*Directions:* From the entries below, gather each line containing the word "name".

*Recorded information:*
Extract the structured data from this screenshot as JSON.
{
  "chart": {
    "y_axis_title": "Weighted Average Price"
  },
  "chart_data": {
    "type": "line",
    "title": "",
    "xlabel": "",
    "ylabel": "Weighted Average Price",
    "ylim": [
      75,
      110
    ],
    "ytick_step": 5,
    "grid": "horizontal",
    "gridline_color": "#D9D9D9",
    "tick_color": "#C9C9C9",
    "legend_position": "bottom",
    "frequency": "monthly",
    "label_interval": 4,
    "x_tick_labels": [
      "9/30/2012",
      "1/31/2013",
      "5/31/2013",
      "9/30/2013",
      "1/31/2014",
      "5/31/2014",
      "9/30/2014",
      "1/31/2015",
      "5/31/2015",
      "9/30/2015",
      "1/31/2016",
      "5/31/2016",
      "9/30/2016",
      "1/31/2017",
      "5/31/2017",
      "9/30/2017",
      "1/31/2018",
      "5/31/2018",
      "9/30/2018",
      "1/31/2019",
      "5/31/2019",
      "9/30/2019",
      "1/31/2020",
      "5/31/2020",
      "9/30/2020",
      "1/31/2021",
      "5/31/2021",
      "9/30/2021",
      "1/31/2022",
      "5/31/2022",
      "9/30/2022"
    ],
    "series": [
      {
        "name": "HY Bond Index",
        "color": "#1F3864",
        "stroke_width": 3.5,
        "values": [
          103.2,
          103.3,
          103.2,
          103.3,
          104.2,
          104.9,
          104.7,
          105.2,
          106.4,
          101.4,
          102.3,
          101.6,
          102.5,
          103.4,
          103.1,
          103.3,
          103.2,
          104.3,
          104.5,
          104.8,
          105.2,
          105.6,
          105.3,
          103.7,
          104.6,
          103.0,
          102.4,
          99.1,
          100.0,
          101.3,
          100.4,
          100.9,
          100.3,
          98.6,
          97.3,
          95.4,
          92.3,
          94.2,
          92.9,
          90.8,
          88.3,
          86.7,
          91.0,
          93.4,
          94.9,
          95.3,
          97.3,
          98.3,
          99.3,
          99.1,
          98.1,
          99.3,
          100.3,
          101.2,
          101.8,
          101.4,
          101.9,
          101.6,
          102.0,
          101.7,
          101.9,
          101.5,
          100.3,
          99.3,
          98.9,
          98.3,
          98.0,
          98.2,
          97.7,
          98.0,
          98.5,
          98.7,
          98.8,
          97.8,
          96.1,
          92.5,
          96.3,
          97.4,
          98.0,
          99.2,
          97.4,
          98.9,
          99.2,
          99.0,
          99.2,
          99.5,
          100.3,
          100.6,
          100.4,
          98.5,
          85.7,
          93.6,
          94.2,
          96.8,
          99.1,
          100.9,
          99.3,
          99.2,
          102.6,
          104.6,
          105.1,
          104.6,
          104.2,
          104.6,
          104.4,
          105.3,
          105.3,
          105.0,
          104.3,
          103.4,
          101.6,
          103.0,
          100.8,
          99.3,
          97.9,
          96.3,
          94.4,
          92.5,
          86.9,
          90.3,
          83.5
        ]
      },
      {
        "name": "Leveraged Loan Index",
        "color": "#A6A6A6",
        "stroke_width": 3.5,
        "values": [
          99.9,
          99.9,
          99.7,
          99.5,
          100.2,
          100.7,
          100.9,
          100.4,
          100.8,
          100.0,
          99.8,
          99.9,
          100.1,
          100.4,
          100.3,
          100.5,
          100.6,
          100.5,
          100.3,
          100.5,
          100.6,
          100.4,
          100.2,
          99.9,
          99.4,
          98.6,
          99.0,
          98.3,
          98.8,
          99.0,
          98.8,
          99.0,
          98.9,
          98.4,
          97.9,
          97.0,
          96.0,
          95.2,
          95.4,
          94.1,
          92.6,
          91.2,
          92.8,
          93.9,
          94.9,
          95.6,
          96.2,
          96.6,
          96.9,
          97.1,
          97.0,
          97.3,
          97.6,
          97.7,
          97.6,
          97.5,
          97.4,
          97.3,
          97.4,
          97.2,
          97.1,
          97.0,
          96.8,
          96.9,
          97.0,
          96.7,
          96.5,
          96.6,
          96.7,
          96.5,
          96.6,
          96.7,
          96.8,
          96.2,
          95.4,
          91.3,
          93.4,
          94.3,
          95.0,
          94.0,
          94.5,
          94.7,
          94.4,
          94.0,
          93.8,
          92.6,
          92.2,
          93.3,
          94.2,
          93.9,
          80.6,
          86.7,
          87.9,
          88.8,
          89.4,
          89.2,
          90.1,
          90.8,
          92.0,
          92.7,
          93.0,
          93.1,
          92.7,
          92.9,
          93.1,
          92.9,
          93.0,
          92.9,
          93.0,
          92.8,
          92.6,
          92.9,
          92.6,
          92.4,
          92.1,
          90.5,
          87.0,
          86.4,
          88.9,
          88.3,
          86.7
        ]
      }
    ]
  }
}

--

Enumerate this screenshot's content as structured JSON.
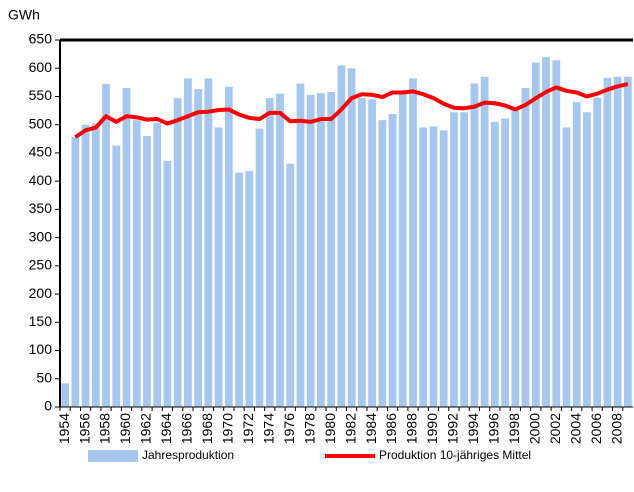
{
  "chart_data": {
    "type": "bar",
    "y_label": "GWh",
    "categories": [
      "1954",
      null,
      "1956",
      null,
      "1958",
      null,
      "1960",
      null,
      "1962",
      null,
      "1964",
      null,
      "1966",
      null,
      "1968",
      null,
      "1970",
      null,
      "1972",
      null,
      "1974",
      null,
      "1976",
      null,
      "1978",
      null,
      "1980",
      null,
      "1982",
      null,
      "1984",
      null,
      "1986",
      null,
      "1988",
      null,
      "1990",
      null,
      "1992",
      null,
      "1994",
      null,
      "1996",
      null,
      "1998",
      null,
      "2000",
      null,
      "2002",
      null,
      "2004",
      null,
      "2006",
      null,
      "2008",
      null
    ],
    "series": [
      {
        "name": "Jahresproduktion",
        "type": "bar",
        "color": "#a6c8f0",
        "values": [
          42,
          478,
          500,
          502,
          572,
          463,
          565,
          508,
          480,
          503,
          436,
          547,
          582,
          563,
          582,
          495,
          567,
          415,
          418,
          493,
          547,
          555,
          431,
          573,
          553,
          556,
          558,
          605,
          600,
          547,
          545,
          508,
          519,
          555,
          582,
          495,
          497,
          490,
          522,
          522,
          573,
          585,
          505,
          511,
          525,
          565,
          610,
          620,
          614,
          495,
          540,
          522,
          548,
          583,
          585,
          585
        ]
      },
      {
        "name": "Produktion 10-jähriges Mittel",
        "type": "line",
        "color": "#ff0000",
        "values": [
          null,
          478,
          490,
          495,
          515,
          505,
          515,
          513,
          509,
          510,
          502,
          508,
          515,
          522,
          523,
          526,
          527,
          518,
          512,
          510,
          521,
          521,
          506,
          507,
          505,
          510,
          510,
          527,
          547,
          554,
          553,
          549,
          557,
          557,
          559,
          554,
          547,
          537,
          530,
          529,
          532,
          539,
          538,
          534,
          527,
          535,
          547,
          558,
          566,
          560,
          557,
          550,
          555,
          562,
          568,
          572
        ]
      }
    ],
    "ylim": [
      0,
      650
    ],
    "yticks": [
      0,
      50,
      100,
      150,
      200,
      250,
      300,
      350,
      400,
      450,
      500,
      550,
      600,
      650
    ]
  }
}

*Completed task:*
        "name": "HY Bond Index",
        "name": "Leveraged Loan Index",
        "name": "Jahresproduktion",
        "name": "Produktion 10-jähriges Mittel",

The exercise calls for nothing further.